[TASK TO COMPLETE]: Print the listing as it stands, omitting all images.

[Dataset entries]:
------------
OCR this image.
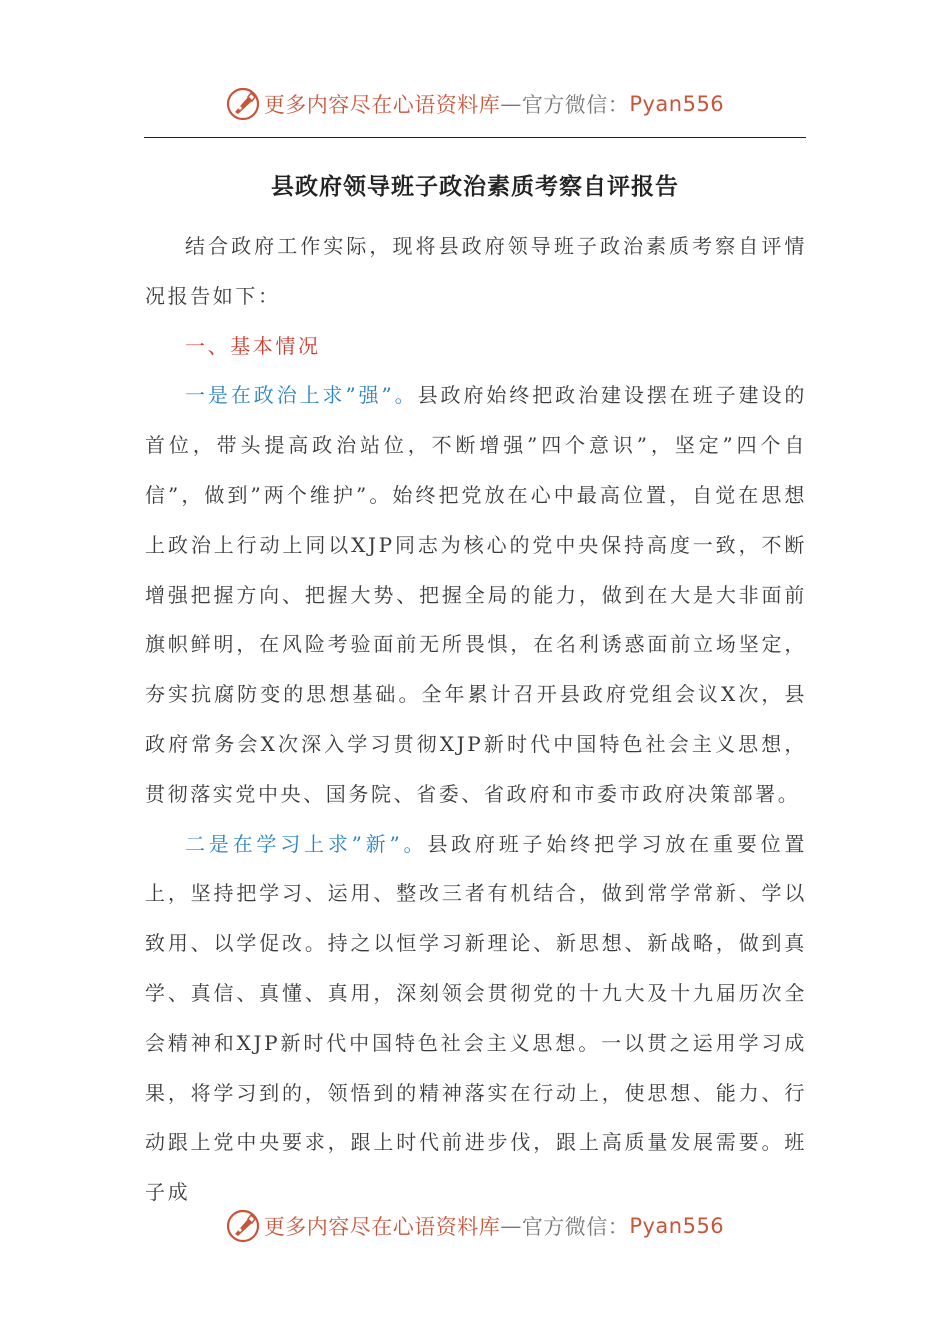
更多内容尽在心语资料库 — 官方微信： Pyan556
县政府领导班子政治素质考察自评报告

结合政府工作实际，现将县政府领导班子政治素质考察自评情况报告如下：

一、基本情况

一是在政治上求”强”。县政府始终把政治建设摆在班子建设的首位，带头提高政治站位，不断增强”四个意识”，坚定”四个自信”，做到”两个维护”。始终把党放在心中最高位置，自觉在思想上政治上行动上同以XJP同志为核心的党中央保持高度一致，不断增强把握方向、把握大势、把握全局的能力，做到在大是大非面前旗帜鲜明，在风险考验面前无所畏惧，在名利诱惑面前立场坚定，夯实抗腐防变的思想基础。全年累计召开县政府党组会议X次，县政府常务会X次深入学习贯彻XJP新时代中国特色社会主义思想，贯彻落实党中央、国务院、省委、省政府和市委市政府决策部署。

二是在学习上求”新”。县政府班子始终把学习放在重要位置上，坚持把学习、运用、整改三者有机结合，做到常学常新、学以致用、以学促改。持之以恒学习新理论、新思想、新战略，做到真学、真信、真懂、真用，深刻领会贯彻党的十九大及十九届历次全会精神和XJP新时代中国特色社会主义思想。一以贯之运用学习成果，将学习到的，领悟到的精神落实在行动上，使思想、能力、行动跟上党中央要求，跟上时代前进步伐，跟上高质量发展需要。班子成

更多内容尽在心语资料库 — 官方微信： Pyan556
------------
[IN RESPONSE]:
OCR this image.
更多内容尽在心语资料库 — 官方微信： Pyan556
县政府领导班子政治素质考察自评报告

结合政府工作实际，现将县政府领导班子政治素质考察自评情况报告如下：

一、基本情况

一是在政治上求”强”。县政府始终把政治建设摆在班子建设的首位，带头提高政治站位，不断增强”四个意识”，坚定”四个自信”，做到”两个维护”。始终把党放在心中最高位置，自觉在思想上政治上行动上同以XJP同志为核心的党中央保持高度一致，不断增强把握方向、把握大势、把握全局的能力，做到在大是大非面前旗帜鲜明，在风险考验面前无所畏惧，在名利诱惑面前立场坚定，夯实抗腐防变的思想基础。全年累计召开县政府党组会议X次，县政府常务会X次深入学习贯彻XJP新时代中国特色社会主义思想，贯彻落实党中央、国务院、省委、省政府和市委市政府决策部署。

二是在学习上求”新”。县政府班子始终把学习放在重要位置上，坚持把学习、运用、整改三者有机结合，做到常学常新、学以致用、以学促改。持之以恒学习新理论、新思想、新战略，做到真学、真信、真懂、真用，深刻领会贯彻党的十九大及十九届历次全会精神和XJP新时代中国特色社会主义思想。一以贯之运用学习成果，将学习到的，领悟到的精神落实在行动上，使思想、能力、行动跟上党中央要求，跟上时代前进步伐，跟上高质量发展需要。班子成

更多内容尽在心语资料库 — 官方微信： Pyan556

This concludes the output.